Extracted data –
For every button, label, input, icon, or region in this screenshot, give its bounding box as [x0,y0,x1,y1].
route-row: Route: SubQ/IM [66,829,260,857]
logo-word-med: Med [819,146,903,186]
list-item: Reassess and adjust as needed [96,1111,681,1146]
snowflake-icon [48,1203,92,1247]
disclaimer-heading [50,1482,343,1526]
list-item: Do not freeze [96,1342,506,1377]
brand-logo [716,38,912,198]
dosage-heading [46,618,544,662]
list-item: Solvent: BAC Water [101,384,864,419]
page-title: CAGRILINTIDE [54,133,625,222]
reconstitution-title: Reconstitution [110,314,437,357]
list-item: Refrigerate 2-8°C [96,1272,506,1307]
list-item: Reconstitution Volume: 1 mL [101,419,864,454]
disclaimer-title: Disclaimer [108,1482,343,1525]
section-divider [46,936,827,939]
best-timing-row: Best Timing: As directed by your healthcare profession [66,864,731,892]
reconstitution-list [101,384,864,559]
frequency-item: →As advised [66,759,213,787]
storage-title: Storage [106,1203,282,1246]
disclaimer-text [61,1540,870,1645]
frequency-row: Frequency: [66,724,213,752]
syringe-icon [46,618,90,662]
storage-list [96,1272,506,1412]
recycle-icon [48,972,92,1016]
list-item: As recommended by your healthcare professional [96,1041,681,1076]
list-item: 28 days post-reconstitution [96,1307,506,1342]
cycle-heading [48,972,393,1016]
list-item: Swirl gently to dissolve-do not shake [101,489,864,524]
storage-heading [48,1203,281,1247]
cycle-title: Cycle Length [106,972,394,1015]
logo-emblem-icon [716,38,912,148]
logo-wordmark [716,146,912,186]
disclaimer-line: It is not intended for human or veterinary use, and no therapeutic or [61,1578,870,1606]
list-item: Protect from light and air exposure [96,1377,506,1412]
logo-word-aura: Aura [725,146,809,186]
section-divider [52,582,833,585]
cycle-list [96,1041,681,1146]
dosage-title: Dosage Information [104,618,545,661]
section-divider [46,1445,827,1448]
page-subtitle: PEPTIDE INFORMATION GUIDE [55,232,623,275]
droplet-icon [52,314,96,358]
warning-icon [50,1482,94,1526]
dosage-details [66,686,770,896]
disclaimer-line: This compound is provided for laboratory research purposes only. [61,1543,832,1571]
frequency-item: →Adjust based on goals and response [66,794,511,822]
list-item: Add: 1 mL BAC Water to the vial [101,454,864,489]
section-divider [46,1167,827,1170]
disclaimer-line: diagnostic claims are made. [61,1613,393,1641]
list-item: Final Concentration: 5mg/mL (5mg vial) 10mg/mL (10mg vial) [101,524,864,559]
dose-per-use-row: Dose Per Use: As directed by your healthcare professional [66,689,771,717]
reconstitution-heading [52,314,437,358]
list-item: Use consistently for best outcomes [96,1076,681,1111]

What is required –
Your job is to restate all of the data word for word.

Your response –
For every button, label, input, icon, or region in this screenshot, give its bounding box as [x0,y0,x1,y1].
route-row: Route: SubQ/IM [66,829,260,857]
logo-word-med: Med [819,146,903,186]
list-item: Reassess and adjust as needed [96,1111,681,1146]
snowflake-icon [48,1203,92,1247]
disclaimer-heading [50,1482,343,1526]
list-item: Do not freeze [96,1342,506,1377]
brand-logo [716,38,912,198]
dosage-heading [46,618,544,662]
list-item: Solvent: BAC Water [101,384,864,419]
page-title: CAGRILINTIDE [54,133,625,222]
reconstitution-title: Reconstitution [110,314,437,357]
list-item: Refrigerate 2-8°C [96,1272,506,1307]
list-item: Reconstitution Volume: 1 mL [101,419,864,454]
disclaimer-title: Disclaimer [108,1482,343,1525]
section-divider [46,936,827,939]
best-timing-row: Best Timing: As directed by your healthcare profession [66,864,731,892]
reconstitution-list [101,384,864,559]
frequency-item: →As advised [66,759,213,787]
storage-title: Storage [106,1203,282,1246]
disclaimer-text [61,1540,870,1645]
frequency-row: Frequency: [66,724,213,752]
syringe-icon [46,618,90,662]
storage-list [96,1272,506,1412]
recycle-icon [48,972,92,1016]
list-item: As recommended by your healthcare professional [96,1041,681,1076]
list-item: 28 days post-reconstitution [96,1307,506,1342]
cycle-heading [48,972,393,1016]
list-item: Swirl gently to dissolve-do not shake [101,489,864,524]
storage-heading [48,1203,281,1247]
cycle-title: Cycle Length [106,972,394,1015]
logo-emblem-icon [716,38,912,148]
logo-wordmark [716,146,912,186]
disclaimer-line: It is not intended for human or veterinary use, and no therapeutic or [61,1578,870,1606]
list-item: Protect from light and air exposure [96,1377,506,1412]
logo-word-aura: Aura [725,146,809,186]
section-divider [52,582,833,585]
cycle-list [96,1041,681,1146]
dosage-title: Dosage Information [104,618,545,661]
section-divider [46,1445,827,1448]
page-subtitle: PEPTIDE INFORMATION GUIDE [55,232,623,275]
droplet-icon [52,314,96,358]
warning-icon [50,1482,94,1526]
dosage-details [66,686,770,896]
disclaimer-line: This compound is provided for laboratory research purposes only. [61,1543,832,1571]
frequency-item: →Adjust based on goals and response [66,794,511,822]
list-item: Add: 1 mL BAC Water to the vial [101,454,864,489]
section-divider [46,1167,827,1170]
disclaimer-line: diagnostic claims are made. [61,1613,393,1641]
list-item: Final Concentration: 5mg/mL (5mg vial) 10mg/mL (10mg vial) [101,524,864,559]
dose-per-use-row: Dose Per Use: As directed by your healthcare professional [66,689,771,717]
reconstitution-heading [52,314,437,358]
list-item: Use consistently for best outcomes [96,1076,681,1111]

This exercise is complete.